Data entries:
___

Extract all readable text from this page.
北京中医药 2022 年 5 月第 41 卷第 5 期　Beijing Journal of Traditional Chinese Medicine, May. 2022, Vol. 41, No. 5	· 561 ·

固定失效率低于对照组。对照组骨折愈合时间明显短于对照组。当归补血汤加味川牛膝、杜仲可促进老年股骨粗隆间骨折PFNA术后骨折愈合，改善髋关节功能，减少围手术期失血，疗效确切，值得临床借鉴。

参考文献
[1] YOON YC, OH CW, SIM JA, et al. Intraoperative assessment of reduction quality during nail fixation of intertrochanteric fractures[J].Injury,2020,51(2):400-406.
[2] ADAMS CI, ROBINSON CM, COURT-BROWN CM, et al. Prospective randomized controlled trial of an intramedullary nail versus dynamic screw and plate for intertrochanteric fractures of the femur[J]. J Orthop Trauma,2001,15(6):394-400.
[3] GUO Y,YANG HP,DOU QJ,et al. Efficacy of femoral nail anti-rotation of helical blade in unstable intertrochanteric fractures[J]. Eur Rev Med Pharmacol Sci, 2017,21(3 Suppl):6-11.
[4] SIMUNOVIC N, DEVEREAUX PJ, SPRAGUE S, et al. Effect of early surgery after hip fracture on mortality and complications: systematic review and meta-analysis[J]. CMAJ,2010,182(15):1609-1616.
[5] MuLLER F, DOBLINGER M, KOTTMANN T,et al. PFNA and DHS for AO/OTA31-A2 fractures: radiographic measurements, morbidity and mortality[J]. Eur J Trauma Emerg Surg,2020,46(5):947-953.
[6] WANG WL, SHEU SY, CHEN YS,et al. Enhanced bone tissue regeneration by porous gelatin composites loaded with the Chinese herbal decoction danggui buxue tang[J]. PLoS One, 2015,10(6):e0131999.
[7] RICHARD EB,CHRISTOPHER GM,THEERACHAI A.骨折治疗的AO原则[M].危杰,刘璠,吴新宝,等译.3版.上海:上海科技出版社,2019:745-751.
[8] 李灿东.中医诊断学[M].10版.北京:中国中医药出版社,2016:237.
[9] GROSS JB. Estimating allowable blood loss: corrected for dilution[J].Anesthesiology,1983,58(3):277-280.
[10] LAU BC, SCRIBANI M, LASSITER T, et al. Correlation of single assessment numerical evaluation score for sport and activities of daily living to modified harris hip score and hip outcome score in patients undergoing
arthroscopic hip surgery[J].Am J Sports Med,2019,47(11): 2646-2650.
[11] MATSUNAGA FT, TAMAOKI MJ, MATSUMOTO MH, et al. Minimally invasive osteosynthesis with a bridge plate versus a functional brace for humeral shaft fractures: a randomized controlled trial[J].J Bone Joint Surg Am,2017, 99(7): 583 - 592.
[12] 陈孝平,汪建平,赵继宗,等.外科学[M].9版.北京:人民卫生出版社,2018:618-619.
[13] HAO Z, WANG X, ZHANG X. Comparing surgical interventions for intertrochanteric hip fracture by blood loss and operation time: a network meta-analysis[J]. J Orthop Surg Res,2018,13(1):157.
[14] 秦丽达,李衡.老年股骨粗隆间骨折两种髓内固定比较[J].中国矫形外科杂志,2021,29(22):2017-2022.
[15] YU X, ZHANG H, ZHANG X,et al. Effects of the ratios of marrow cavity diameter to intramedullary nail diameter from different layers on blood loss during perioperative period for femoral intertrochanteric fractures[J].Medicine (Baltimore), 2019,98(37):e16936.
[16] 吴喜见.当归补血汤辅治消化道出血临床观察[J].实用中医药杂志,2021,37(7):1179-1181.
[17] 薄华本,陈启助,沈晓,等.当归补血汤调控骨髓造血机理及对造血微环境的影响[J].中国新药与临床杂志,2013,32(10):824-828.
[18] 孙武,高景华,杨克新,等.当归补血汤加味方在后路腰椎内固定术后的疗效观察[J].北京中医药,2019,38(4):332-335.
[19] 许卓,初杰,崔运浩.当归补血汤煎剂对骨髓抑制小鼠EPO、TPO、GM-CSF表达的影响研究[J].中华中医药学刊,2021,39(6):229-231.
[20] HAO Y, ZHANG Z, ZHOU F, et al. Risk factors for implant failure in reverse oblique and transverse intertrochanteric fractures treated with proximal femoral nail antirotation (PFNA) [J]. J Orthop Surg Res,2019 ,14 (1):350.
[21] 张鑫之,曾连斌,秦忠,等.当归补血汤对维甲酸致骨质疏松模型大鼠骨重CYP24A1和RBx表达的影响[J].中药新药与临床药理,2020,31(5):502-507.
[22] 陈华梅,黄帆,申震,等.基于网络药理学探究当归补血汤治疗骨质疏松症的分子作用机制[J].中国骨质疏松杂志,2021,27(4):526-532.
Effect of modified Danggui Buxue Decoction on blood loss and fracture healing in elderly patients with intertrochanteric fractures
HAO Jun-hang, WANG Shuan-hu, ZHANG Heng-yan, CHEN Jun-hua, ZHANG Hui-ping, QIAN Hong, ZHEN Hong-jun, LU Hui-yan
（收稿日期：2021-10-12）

___

TASK:
Write the entries out once more, exactly as they were given.

TASK RESPONSE:
Extract all readable text from this page.
北京中医药 2022 年 5 月第 41 卷第 5 期　Beijing Journal of Traditional Chinese Medicine, May. 2022, Vol. 41, No. 5	· 561 ·

固定失效率低于对照组。对照组骨折愈合时间明显短于对照组。当归补血汤加味川牛膝、杜仲可促进老年股骨粗隆间骨折PFNA术后骨折愈合，改善髋关节功能，减少围手术期失血，疗效确切，值得临床借鉴。

参考文献
[1] YOON YC, OH CW, SIM JA, et al. Intraoperative assessment of reduction quality during nail fixation of intertrochanteric fractures[J].Injury,2020,51(2):400-406.
[2] ADAMS CI, ROBINSON CM, COURT-BROWN CM, et al. Prospective randomized controlled trial of an intramedullary nail versus dynamic screw and plate for intertrochanteric fractures of the femur[J]. J Orthop Trauma,2001,15(6):394-400.
[3] GUO Y,YANG HP,DOU QJ,et al. Efficacy of femoral nail anti-rotation of helical blade in unstable intertrochanteric fractures[J]. Eur Rev Med Pharmacol Sci, 2017,21(3 Suppl):6-11.
[4] SIMUNOVIC N, DEVEREAUX PJ, SPRAGUE S, et al. Effect of early surgery after hip fracture on mortality and complications: systematic review and meta-analysis[J]. CMAJ,2010,182(15):1609-1616.
[5] MuLLER F, DOBLINGER M, KOTTMANN T,et al. PFNA and DHS for AO/OTA31-A2 fractures: radiographic measurements, morbidity and mortality[J]. Eur J Trauma Emerg Surg,2020,46(5):947-953.
[6] WANG WL, SHEU SY, CHEN YS,et al. Enhanced bone tissue regeneration by porous gelatin composites loaded with the Chinese herbal decoction danggui buxue tang[J]. PLoS One, 2015,10(6):e0131999.
[7] RICHARD EB,CHRISTOPHER GM,THEERACHAI A.骨折治疗的AO原则[M].危杰,刘璠,吴新宝,等译.3版.上海:上海科技出版社,2019:745-751.
[8] 李灿东.中医诊断学[M].10版.北京:中国中医药出版社,2016:237.
[9] GROSS JB. Estimating allowable blood loss: corrected for dilution[J].Anesthesiology,1983,58(3):277-280.
[10] LAU BC, SCRIBANI M, LASSITER T, et al. Correlation of single assessment numerical evaluation score for sport and activities of daily living to modified harris hip score and hip outcome score in patients undergoing
arthroscopic hip surgery[J].Am J Sports Med,2019,47(11): 2646-2650.
[11] MATSUNAGA FT, TAMAOKI MJ, MATSUMOTO MH, et al. Minimally invasive osteosynthesis with a bridge plate versus a functional brace for humeral shaft fractures: a randomized controlled trial[J].J Bone Joint Surg Am,2017, 99(7): 583 - 592.
[12] 陈孝平,汪建平,赵继宗,等.外科学[M].9版.北京:人民卫生出版社,2018:618-619.
[13] HAO Z, WANG X, ZHANG X. Comparing surgical interventions for intertrochanteric hip fracture by blood loss and operation time: a network meta-analysis[J]. J Orthop Surg Res,2018,13(1):157.
[14] 秦丽达,李衡.老年股骨粗隆间骨折两种髓内固定比较[J].中国矫形外科杂志,2021,29(22):2017-2022.
[15] YU X, ZHANG H, ZHANG X,et al. Effects of the ratios of marrow cavity diameter to intramedullary nail diameter from different layers on blood loss during perioperative period for femoral intertrochanteric fractures[J].Medicine (Baltimore), 2019,98(37):e16936.
[16] 吴喜见.当归补血汤辅治消化道出血临床观察[J].实用中医药杂志,2021,37(7):1179-1181.
[17] 薄华本,陈启助,沈晓,等.当归补血汤调控骨髓造血机理及对造血微环境的影响[J].中国新药与临床杂志,2013,32(10):824-828.
[18] 孙武,高景华,杨克新,等.当归补血汤加味方在后路腰椎内固定术后的疗效观察[J].北京中医药,2019,38(4):332-335.
[19] 许卓,初杰,崔运浩.当归补血汤煎剂对骨髓抑制小鼠EPO、TPO、GM-CSF表达的影响研究[J].中华中医药学刊,2021,39(6):229-231.
[20] HAO Y, ZHANG Z, ZHOU F, et al. Risk factors for implant failure in reverse oblique and transverse intertrochanteric fractures treated with proximal femoral nail antirotation (PFNA) [J]. J Orthop Surg Res,2019 ,14 (1):350.
[21] 张鑫之,曾连斌,秦忠,等.当归补血汤对维甲酸致骨质疏松模型大鼠骨重CYP24A1和RBx表达的影响[J].中药新药与临床药理,2020,31(5):502-507.
[22] 陈华梅,黄帆,申震,等.基于网络药理学探究当归补血汤治疗骨质疏松症的分子作用机制[J].中国骨质疏松杂志,2021,27(4):526-532.
Effect of modified Danggui Buxue Decoction on blood loss and fracture healing in elderly patients with intertrochanteric fractures
HAO Jun-hang, WANG Shuan-hu, ZHANG Heng-yan, CHEN Jun-hua, ZHANG Hui-ping, QIAN Hong, ZHEN Hong-jun, LU Hui-yan
（收稿日期：2021-10-12）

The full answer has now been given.